SHORT EXERCISE » Keep only the lines where "percent" appears.

DATA »
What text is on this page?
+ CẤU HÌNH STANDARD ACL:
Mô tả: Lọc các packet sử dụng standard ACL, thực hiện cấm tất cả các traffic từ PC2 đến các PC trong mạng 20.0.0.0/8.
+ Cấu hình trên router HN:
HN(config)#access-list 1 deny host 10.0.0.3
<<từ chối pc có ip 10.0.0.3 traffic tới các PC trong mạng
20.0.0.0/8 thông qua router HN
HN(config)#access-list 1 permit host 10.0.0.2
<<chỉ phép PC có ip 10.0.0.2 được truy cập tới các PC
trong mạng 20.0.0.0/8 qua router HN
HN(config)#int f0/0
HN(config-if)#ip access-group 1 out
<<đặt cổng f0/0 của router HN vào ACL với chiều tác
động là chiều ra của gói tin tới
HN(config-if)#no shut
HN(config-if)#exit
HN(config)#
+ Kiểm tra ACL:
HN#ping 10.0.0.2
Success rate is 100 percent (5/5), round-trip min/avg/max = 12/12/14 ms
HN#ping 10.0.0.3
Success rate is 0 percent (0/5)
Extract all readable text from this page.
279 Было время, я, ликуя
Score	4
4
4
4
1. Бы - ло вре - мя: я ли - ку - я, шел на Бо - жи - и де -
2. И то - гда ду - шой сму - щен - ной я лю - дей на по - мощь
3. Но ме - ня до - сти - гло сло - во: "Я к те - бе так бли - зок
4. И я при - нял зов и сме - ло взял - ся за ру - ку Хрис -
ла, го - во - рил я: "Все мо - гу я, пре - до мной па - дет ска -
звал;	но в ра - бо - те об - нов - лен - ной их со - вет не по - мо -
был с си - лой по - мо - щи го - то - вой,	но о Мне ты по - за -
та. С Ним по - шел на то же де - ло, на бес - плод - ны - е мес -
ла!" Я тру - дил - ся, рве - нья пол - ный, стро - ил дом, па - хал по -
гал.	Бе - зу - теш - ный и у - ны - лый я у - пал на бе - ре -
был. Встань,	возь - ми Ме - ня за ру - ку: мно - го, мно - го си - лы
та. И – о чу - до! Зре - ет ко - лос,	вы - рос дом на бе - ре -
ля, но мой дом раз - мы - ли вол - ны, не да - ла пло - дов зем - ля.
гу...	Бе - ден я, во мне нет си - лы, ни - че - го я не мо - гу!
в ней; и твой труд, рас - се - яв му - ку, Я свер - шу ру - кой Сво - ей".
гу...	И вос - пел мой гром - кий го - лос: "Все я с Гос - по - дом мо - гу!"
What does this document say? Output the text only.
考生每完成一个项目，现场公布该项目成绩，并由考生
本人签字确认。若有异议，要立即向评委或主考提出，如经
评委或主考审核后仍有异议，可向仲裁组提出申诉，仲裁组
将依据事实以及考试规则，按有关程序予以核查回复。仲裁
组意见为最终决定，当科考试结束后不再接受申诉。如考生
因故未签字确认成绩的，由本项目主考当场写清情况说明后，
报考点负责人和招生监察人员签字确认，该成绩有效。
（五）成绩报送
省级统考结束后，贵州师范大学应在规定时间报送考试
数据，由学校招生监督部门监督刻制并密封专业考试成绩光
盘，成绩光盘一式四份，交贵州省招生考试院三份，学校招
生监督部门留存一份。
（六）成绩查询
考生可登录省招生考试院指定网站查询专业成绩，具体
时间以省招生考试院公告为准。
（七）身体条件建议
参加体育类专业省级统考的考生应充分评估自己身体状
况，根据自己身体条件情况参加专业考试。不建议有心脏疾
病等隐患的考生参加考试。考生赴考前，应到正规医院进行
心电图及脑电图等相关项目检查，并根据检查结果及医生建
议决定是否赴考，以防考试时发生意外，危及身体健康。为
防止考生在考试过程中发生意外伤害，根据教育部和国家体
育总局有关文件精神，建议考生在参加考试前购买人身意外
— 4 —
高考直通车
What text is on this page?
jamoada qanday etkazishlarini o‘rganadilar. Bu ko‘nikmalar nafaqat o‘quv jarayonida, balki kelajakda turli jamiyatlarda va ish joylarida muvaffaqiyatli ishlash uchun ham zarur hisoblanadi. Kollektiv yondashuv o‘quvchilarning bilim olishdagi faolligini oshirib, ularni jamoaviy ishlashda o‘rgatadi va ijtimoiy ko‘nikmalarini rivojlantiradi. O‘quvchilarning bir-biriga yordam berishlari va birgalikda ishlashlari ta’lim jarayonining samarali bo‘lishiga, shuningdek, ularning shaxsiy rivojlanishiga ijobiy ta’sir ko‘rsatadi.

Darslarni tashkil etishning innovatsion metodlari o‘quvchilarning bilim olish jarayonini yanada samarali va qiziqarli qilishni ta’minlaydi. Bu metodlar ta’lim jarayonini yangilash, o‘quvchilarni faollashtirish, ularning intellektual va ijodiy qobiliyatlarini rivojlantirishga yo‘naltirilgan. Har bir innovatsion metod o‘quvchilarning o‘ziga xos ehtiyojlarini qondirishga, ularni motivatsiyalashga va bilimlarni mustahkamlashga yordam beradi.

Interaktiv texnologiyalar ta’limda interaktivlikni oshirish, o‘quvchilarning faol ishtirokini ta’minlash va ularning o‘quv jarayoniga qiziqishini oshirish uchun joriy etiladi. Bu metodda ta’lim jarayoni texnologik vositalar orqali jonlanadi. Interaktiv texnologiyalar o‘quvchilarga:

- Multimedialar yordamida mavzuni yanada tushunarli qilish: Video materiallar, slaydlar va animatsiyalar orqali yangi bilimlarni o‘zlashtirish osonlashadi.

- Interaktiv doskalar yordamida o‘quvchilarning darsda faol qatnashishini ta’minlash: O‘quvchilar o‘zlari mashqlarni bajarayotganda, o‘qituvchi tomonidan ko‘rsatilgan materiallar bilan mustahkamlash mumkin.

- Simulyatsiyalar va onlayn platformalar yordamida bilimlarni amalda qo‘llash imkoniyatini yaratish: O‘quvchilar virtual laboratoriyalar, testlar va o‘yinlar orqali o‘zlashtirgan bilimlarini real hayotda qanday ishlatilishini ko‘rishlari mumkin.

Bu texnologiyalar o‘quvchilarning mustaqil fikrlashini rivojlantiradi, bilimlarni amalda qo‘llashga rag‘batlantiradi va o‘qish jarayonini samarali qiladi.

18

ANSWER BELOW »
Success rate is 100 percent (5/5), round-trip min/avg/max = 12/12/14 ms
Success rate is 0 percent (0/5)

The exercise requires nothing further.